Dataset items:
——
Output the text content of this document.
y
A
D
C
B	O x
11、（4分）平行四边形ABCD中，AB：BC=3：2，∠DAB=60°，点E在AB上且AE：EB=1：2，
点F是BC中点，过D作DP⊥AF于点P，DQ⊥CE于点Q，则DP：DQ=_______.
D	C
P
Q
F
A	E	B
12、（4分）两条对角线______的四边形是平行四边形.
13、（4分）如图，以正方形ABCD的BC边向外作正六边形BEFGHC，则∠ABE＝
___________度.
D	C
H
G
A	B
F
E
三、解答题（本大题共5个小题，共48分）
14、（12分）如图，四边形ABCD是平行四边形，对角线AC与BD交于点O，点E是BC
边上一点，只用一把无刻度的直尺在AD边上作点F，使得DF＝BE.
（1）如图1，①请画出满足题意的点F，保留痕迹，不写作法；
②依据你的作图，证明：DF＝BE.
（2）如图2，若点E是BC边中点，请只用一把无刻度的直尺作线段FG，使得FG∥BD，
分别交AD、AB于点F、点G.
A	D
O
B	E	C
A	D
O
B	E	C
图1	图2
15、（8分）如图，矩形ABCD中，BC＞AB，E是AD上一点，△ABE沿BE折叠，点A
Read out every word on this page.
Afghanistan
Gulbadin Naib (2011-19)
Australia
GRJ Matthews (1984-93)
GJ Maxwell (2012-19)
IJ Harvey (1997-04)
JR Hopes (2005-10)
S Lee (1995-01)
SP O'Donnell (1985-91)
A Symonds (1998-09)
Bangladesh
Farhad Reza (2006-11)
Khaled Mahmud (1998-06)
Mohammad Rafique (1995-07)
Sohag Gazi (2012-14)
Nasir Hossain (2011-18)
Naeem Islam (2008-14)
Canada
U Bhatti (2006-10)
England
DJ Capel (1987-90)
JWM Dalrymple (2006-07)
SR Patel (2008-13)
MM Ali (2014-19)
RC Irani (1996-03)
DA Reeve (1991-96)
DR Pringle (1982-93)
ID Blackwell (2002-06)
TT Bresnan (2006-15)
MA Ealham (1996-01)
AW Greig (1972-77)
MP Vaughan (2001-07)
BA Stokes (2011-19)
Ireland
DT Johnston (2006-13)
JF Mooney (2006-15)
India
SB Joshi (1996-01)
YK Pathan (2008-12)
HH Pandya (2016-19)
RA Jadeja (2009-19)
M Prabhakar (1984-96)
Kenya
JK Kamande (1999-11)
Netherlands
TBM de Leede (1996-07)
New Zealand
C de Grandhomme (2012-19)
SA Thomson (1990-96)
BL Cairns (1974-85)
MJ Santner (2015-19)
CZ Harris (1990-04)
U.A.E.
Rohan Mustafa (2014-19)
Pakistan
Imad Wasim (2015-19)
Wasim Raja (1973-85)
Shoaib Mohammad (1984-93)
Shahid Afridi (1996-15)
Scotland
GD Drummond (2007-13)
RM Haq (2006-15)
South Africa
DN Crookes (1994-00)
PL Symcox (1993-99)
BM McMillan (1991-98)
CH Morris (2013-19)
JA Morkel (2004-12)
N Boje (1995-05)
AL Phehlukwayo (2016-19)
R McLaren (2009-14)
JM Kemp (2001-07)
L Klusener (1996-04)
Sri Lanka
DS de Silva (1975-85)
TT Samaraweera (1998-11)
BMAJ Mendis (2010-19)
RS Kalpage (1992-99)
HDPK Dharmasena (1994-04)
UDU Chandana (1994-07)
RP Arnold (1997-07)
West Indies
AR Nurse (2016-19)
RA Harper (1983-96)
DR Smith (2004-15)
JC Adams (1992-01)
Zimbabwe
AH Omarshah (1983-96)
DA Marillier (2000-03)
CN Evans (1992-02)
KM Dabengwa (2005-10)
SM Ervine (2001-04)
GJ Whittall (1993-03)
——
» **Directions**
Reproduce each record exactly as it appears.

» **Output below**
Output the text content of this document.
y
A
D
C
B	O x
11、（4分）平行四边形ABCD中，AB：BC=3：2，∠DAB=60°，点E在AB上且AE：EB=1：2，
点F是BC中点，过D作DP⊥AF于点P，DQ⊥CE于点Q，则DP：DQ=_______.
D	C
P
Q
F
A	E	B
12、（4分）两条对角线______的四边形是平行四边形.
13、（4分）如图，以正方形ABCD的BC边向外作正六边形BEFGHC，则∠ABE＝
___________度.
D	C
H
G
A	B
F
E
三、解答题（本大题共5个小题，共48分）
14、（12分）如图，四边形ABCD是平行四边形，对角线AC与BD交于点O，点E是BC
边上一点，只用一把无刻度的直尺在AD边上作点F，使得DF＝BE.
（1）如图1，①请画出满足题意的点F，保留痕迹，不写作法；
②依据你的作图，证明：DF＝BE.
（2）如图2，若点E是BC边中点，请只用一把无刻度的直尺作线段FG，使得FG∥BD，
分别交AD、AB于点F、点G.
A	D
O
B	E	C
A	D
O
B	E	C
图1	图2
15、（8分）如图，矩形ABCD中，BC＞AB，E是AD上一点，△ABE沿BE折叠，点A
Read out every word on this page.
Afghanistan
Gulbadin Naib (2011-19)
Australia
GRJ Matthews (1984-93)
GJ Maxwell (2012-19)
IJ Harvey (1997-04)
JR Hopes (2005-10)
S Lee (1995-01)
SP O'Donnell (1985-91)
A Symonds (1998-09)
Bangladesh
Farhad Reza (2006-11)
Khaled Mahmud (1998-06)
Mohammad Rafique (1995-07)
Sohag Gazi (2012-14)
Nasir Hossain (2011-18)
Naeem Islam (2008-14)
Canada
U Bhatti (2006-10)
England
DJ Capel (1987-90)
JWM Dalrymple (2006-07)
SR Patel (2008-13)
MM Ali (2014-19)
RC Irani (1996-03)
DA Reeve (1991-96)
DR Pringle (1982-93)
ID Blackwell (2002-06)
TT Bresnan (2006-15)
MA Ealham (1996-01)
AW Greig (1972-77)
MP Vaughan (2001-07)
BA Stokes (2011-19)
Ireland
DT Johnston (2006-13)
JF Mooney (2006-15)
India
SB Joshi (1996-01)
YK Pathan (2008-12)
HH Pandya (2016-19)
RA Jadeja (2009-19)
M Prabhakar (1984-96)
Kenya
JK Kamande (1999-11)
Netherlands
TBM de Leede (1996-07)
New Zealand
C de Grandhomme (2012-19)
SA Thomson (1990-96)
BL Cairns (1974-85)
MJ Santner (2015-19)
CZ Harris (1990-04)
U.A.E.
Rohan Mustafa (2014-19)
Pakistan
Imad Wasim (2015-19)
Wasim Raja (1973-85)
Shoaib Mohammad (1984-93)
Shahid Afridi (1996-15)
Scotland
GD Drummond (2007-13)
RM Haq (2006-15)
South Africa
DN Crookes (1994-00)
PL Symcox (1993-99)
BM McMillan (1991-98)
CH Morris (2013-19)
JA Morkel (2004-12)
N Boje (1995-05)
AL Phehlukwayo (2016-19)
R McLaren (2009-14)
JM Kemp (2001-07)
L Klusener (1996-04)
Sri Lanka
DS de Silva (1975-85)
TT Samaraweera (1998-11)
BMAJ Mendis (2010-19)
RS Kalpage (1992-99)
HDPK Dharmasena (1994-04)
UDU Chandana (1994-07)
RP Arnold (1997-07)
West Indies
AR Nurse (2016-19)
RA Harper (1983-96)
DR Smith (2004-15)
JC Adams (1992-01)
Zimbabwe
AH Omarshah (1983-96)
DA Marillier (2000-03)
CN Evans (1992-02)
KM Dabengwa (2005-10)
SM Ervine (2001-04)
GJ Whittall (1993-03)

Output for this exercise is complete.